— begin DATA FOR THE TASK —
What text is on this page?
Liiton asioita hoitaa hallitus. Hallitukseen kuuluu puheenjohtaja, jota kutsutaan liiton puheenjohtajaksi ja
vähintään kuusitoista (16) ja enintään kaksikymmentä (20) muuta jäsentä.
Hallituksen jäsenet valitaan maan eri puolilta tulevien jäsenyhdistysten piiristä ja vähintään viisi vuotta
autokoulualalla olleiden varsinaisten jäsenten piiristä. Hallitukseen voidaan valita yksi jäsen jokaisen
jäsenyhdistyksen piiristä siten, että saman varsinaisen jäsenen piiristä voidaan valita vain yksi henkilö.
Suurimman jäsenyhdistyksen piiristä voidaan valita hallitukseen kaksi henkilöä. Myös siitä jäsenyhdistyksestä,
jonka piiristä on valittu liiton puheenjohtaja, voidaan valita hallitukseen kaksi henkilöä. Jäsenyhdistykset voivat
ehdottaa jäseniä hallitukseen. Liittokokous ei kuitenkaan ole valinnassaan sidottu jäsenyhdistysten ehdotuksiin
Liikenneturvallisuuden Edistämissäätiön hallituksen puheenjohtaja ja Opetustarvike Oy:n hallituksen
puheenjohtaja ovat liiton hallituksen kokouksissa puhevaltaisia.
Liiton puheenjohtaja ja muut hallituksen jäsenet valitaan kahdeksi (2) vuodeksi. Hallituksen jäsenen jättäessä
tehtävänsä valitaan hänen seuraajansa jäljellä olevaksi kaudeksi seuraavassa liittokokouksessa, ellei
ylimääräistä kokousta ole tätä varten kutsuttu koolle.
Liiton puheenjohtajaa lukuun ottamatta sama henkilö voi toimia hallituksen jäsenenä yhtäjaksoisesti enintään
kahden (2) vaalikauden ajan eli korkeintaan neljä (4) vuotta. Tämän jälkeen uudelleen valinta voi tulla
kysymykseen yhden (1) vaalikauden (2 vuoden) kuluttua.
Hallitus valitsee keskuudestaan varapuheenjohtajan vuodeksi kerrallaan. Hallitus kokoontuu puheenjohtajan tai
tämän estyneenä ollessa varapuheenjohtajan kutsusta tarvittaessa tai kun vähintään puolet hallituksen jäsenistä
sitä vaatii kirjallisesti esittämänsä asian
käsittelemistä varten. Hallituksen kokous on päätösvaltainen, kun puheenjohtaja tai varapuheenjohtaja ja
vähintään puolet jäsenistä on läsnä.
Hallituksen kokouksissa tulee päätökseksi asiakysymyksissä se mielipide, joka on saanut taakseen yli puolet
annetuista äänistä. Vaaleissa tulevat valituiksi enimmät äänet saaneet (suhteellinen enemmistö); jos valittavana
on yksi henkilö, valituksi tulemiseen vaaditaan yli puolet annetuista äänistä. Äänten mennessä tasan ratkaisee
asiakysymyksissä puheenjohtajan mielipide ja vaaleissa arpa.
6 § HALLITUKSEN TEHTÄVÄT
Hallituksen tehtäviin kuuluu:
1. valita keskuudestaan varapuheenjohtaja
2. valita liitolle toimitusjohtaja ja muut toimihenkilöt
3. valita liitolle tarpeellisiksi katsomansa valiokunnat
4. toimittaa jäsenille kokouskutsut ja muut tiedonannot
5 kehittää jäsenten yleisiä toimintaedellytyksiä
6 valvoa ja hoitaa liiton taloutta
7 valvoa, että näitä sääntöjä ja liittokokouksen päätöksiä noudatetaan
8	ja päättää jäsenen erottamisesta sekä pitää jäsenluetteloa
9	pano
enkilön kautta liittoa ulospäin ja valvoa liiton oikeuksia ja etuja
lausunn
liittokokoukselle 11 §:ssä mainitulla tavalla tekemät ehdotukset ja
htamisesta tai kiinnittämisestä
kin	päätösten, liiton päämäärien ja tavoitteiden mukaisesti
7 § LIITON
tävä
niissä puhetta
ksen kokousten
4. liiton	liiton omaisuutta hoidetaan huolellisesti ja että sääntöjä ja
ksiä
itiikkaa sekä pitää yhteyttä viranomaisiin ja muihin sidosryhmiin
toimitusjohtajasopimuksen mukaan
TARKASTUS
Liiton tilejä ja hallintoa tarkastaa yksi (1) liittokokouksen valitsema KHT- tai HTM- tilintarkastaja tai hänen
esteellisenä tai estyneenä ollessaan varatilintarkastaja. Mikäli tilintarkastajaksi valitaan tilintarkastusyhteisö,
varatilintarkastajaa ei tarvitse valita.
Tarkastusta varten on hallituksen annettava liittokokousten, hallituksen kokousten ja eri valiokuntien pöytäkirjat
— end DATA FOR THE TASK —
THE TASK. List all lines where "piiristä" occurs.

WORKED ANSWER.
Hallituksen jäsenet valitaan maan eri puolilta tulevien jäsenyhdistysten piiristä ja vähintään viisi vuotta
autokoulualalla olleiden varsinaisten jäsenten piiristä. Hallitukseen voidaan valita yksi jäsen jokaisen
jäsenyhdistyksen piiristä siten, että saman varsinaisen jäsenen piiristä voidaan valita vain yksi henkilö.
Suurimman jäsenyhdistyksen piiristä voidaan valita hallitukseen kaksi henkilöä. Myös siitä jäsenyhdistyksestä,
jonka piiristä on valittu liiton puheenjohtaja, voidaan valita hallitukseen kaksi henkilöä. Jäsenyhdistykset voivat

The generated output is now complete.